__Task requirements__. From the line that holds "Convert this document image to plain text." down to the last line of the listing below, reproduce each line exactly and nothing more, omitting pictures.

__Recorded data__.
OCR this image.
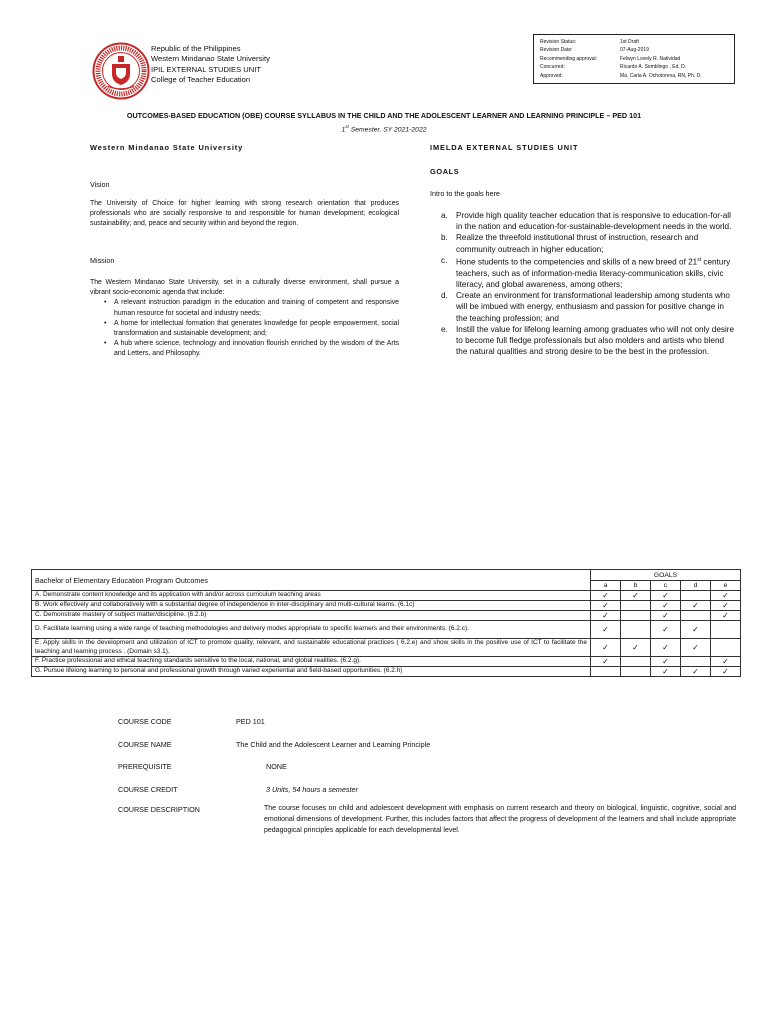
Republic of the Philippines
Western Mindanao State University
IPIL EXTERNAL STUDIES UNIT
College of Teacher Education
Revision Status:	1st Draft
Revision Date:	07-Aug-2019
Recommending approval:	Felwyn Lovely R. Natividad
Concurred:	Ricardo A. Somblingo , Ed. D.
Approved:	Ma. Carla A. Ochotorena, RN, Ph. D.
OUTCOMES-BASED EDUCATION (OBE) COURSE SYLLABUS IN THE CHILD AND THE ADOLESCENT LEARNER AND LEARNING PRINCIPLE – PED 101
1st Semester, SY 2021-2022
Western Mindanao State University
Vision
The University of Choice for higher learning with strong research orientation that produces professionals who are socially responsive to and responsible for human development; ecological sustainability; and, peace and security within and beyond the region.
Mission
The Western Mindanao State University, set in a culturally diverse environment, shall pursue a vibrant socio-economic agenda that include:
• A relevant instruction paradigm in the education and training of competent and responsive human resource for societal and industry needs;
• A home for intellectual formation that generates knowledge for people empowerment, social transformation and sustainable development; and;
• A hub where science, technology and innovation flourish enriched by the wisdom of the Arts and Letters, and Philosophy.
IMELDA EXTERNAL STUDIES UNIT
GOALS
Intro to the goals here
a. Provide high quality teacher education that is responsive to education-for-all in the nation and education-for-sustainable-development needs in the world.
b. Realize the threefold institutional thrust of instruction, research and community outreach in higher education;
c. Hone students to the competencies and skills of a new breed of 21st century teachers, such as of information-media literacy-communication skills, civic literacy, and global awareness, among others;
d. Create an environment for transformational leadership among students who will be imbued with energy, enthusiasm and passion for positive change in the teaching profession; and
e. Instill the value for lifelong learning among graduates who will not only desire to become full fledge professionals but also molders and artists who blend the natural qualities and strong desire to be the best in the profession.
Bachelor of Elementary Education Program Outcomes	GOALS				
	a	b	c	d	e
A. Demonstrate content knowledge and its application with and/or across curriculum teaching areas	✓	✓	✓		✓
B. Work effectively and collaboratively with a substantial degree of independence in inter-disciplinary and multi-cultural teams. (6.1c)	✓		✓	✓	✓
C. Demonstrate mastery of subject matter/discipline. (6.2.b)	✓		✓		✓
D. Facilitate learning using a wide range of teaching methodologies and delivery modes appropriate to specific learners and their environments. (6.2.c).	✓		✓	✓	
E. Apply skills in the development and utilization of ICT to promote quality, relevant, and sustainable educational practices ( 6.2.e) and show skills in the positive use of ICT to facilitate the teaching and learning process . (Domain s3.1).	✓	✓	✓	✓	
F. Practice professional and ethical teaching standards sensitive to the local, national, and global realities. (6.2.g).	✓		✓		✓
G. Pursue lifelong learning to personal and professional growth through varied experiential and field-based opportunities. (6.2.h)			✓	✓	✓
COURSE CODE	PED 101
COURSE NAME	The Child and the Adolescent Learner and Learning Principle
PREREQUISITE	NONE
COURSE CREDIT	3 Units, 54 hours a semester
COURSE DESCRIPTION	The course focuses on child and adolescent development with emphasis on current research and theory on biological, linguistic, cognitive, social and emotional dimensions of development. Further, this includes factors that affect the progress of development of the learners and shall include appropriate pedagogical principles applicable for each developmental level.
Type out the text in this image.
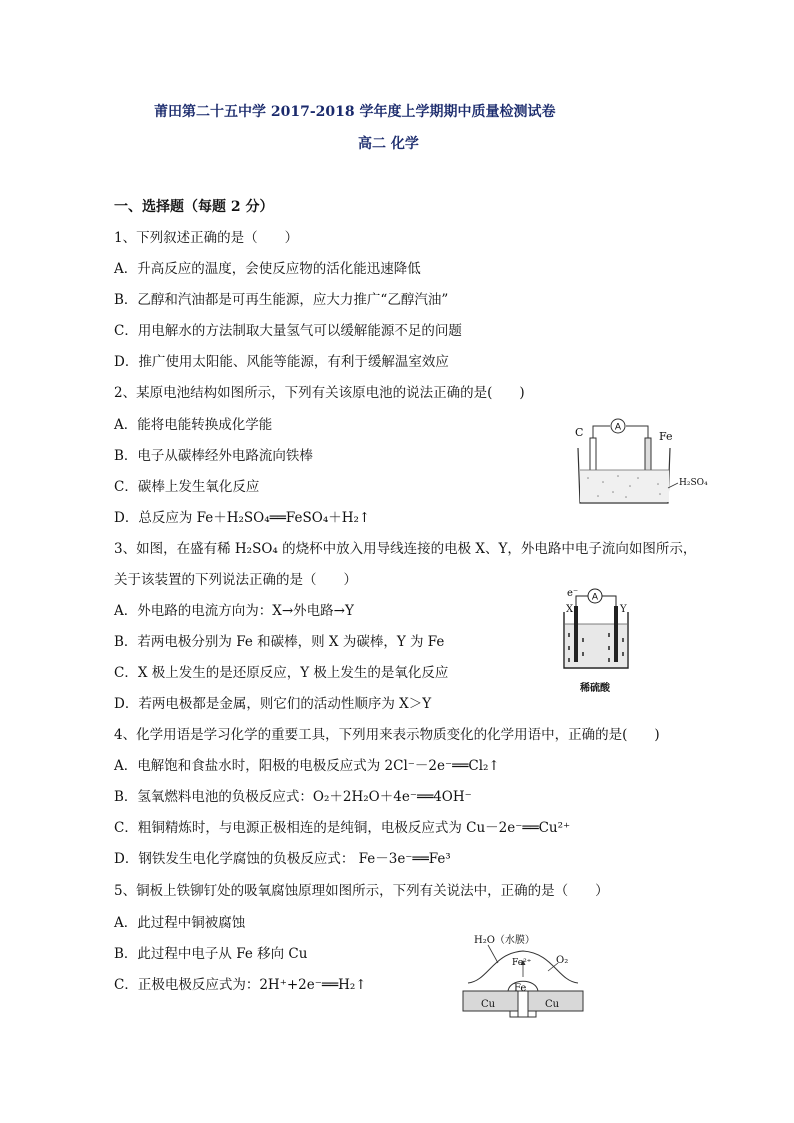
莆田第二十五中学 2017-2018 学年度上学期期中质量检测试卷
高二 化学
一、选择题（每题 2 分）
1、下列叙述正确的是（　　）
A．升高反应的温度，会使反应物的活化能迅速降低
B．乙醇和汽油都是可再生能源，应大力推广“乙醇汽油”
C．用电解水的方法制取大量氢气可以缓解能源不足的问题
D．推广使用太阳能、风能等能源，有利于缓解温室效应
2、某原电池结构如图所示，下列有关该原电池的说法正确的是(　　)
A．能将电能转换成化学能
B．电子从碳棒经外电路流向铁棒
C．碳棒上发生氧化反应
D．总反应为 Fe＋H₂SO₄══FeSO₄＋H₂↑
A
C	Fe
H₂SO₄
3、如图，在盛有稀 H₂SO₄ 的烧杯中放入用导线连接的电极 X、Y，外电路中电子流向如图所示，
关于该装置的下列说法正确的是（　　）
A．外电路的电流方向为：X→外电路→Y
B．若两电极分别为 Fe 和碳棒，则 X 为碳棒，Y 为 Fe
C．X 极上发生的是还原反应，Y 极上发生的是氧化反应
D．若两电极都是金属，则它们的活动性顺序为 X＞Y
A
e⁻
X	Y
稀硫酸
4、化学用语是学习化学的重要工具，下列用来表示物质变化的化学用语中，正确的是(　　)
A．电解饱和食盐水时，阳极的电极反应式为 2Cl⁻－2e⁻══Cl₂↑
B．氢氧燃料电池的负极反应式：O₂＋2H₂O＋4e⁻══4OH⁻
C．粗铜精炼时，与电源正极相连的是纯铜，电极反应式为 Cu－2e⁻══Cu²⁺
D．钢铁发生电化学腐蚀的负极反应式： Fe－3e⁻══Fe³
5、铜板上铁铆钉处的吸氧腐蚀原理如图所示，下列有关说法中，正确的是（　　）
A．此过程中铜被腐蚀
B．此过程中电子从 Fe 移向 Cu
C．正极电极反应式为：2H⁺+2e⁻══H₂↑
H₂O（水膜）
O₂
Fe²⁺
Fe
Cu	Cu
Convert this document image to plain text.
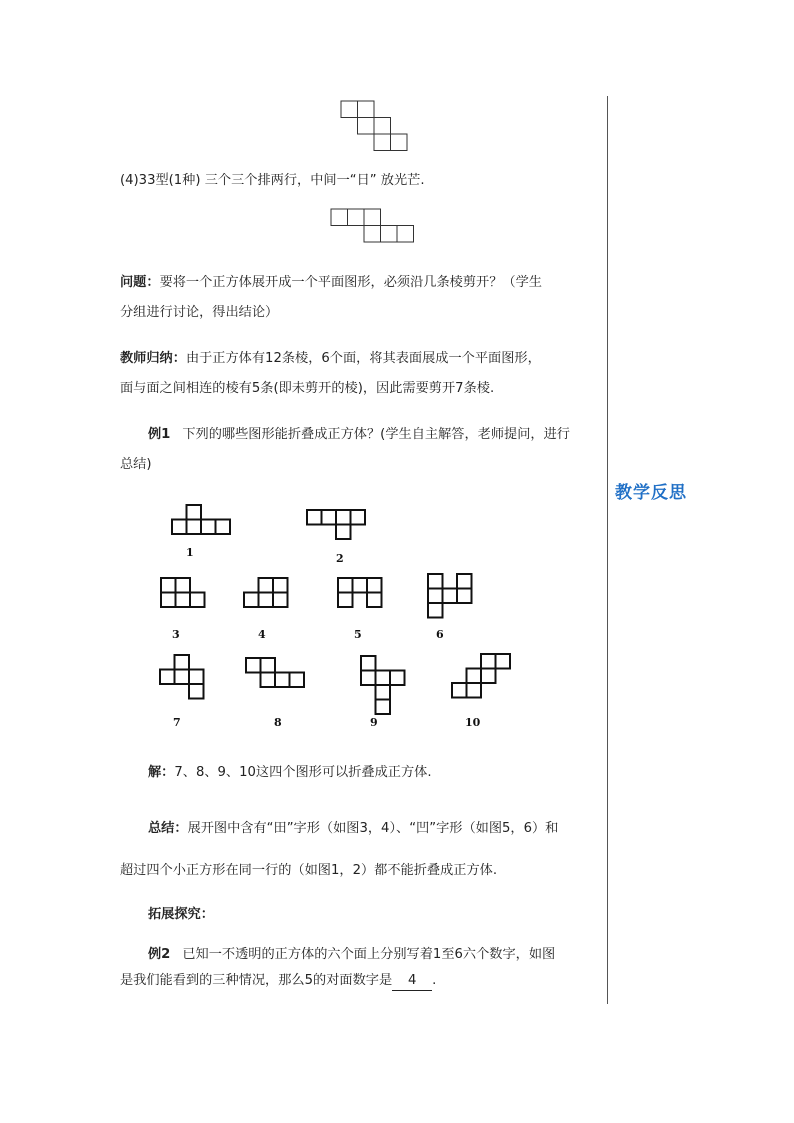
教学反思
(4)33型(1种) 三个三个排两行，中间一“日” 放光芒.
问题：要将一个正方体展开成一个平面图形，必须沿几条棱剪开？（学生
分组进行讨论，得出结论）
教师归纳：由于正方体有12条棱，6个面，将其表面展成一个平面图形，
面与面之间相连的棱有5条(即未剪开的棱)，因此需要剪开7条棱.
例1 下列的哪些图形能折叠成正方体？(学生自主解答，老师提问，进行
总结)
1	2
3	4	5	6
7	8	9	10
解：7、8、9、10这四个图形可以折叠成正方体.
总结：展开图中含有“田”字形（如图3，4）、“凹”字形（如图5，6）和
超过四个小正方形在同一行的（如图1，2）都不能折叠成正方体.
拓展探究：
例2 已知一不透明的正方体的六个面上分别写着1至6六个数字，如图
是我们能看到的三种情况，那么5的对面数字是 4 .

__The answer__.
Convert this document image to plain text.
教学反思
(4)33型(1种) 三个三个排两行，中间一“日” 放光芒.
问题：要将一个正方体展开成一个平面图形，必须沿几条棱剪开？（学生
分组进行讨论，得出结论）
教师归纳：由于正方体有12条棱，6个面，将其表面展成一个平面图形，
面与面之间相连的棱有5条(即未剪开的棱)，因此需要剪开7条棱.
例1 下列的哪些图形能折叠成正方体？(学生自主解答，老师提问，进行
总结)
1	2
3	4	5	6
7	8	9	10
解：7、8、9、10这四个图形可以折叠成正方体.
总结：展开图中含有“田”字形（如图3，4）、“凹”字形（如图5，6）和
超过四个小正方形在同一行的（如图1，2）都不能折叠成正方体.
拓展探究：
例2 已知一不透明的正方体的六个面上分别写着1至6六个数字，如图
是我们能看到的三种情况，那么5的对面数字是 4 .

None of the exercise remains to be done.